Pick out each line with the word "period" from the material that follows.

[Dataset excerpt]
------

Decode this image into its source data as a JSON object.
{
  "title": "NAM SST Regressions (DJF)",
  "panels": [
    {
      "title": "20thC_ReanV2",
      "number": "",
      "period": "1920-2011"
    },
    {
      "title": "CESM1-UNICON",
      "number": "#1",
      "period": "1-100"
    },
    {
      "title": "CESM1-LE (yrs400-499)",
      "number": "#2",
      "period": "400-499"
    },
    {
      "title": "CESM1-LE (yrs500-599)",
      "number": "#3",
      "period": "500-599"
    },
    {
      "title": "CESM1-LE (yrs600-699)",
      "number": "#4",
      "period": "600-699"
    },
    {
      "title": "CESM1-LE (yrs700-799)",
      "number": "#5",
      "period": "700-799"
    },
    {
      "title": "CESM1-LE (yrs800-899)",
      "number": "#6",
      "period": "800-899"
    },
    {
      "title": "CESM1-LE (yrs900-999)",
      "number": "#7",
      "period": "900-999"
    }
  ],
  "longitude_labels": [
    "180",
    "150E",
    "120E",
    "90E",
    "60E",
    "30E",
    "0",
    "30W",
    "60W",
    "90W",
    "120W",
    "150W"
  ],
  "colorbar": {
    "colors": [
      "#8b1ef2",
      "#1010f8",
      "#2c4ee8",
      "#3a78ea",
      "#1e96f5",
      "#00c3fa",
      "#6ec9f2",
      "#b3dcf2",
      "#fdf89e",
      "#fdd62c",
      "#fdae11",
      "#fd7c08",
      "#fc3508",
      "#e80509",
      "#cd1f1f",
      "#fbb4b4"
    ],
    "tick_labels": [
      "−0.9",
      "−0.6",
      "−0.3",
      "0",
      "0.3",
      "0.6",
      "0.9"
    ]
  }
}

------

■ Final result
      "period": "1920-2011"
      "period": "1-100"
      "period": "400-499"
      "period": "500-599"
      "period": "600-699"
      "period": "700-799"
      "period": "800-899"
      "period": "900-999"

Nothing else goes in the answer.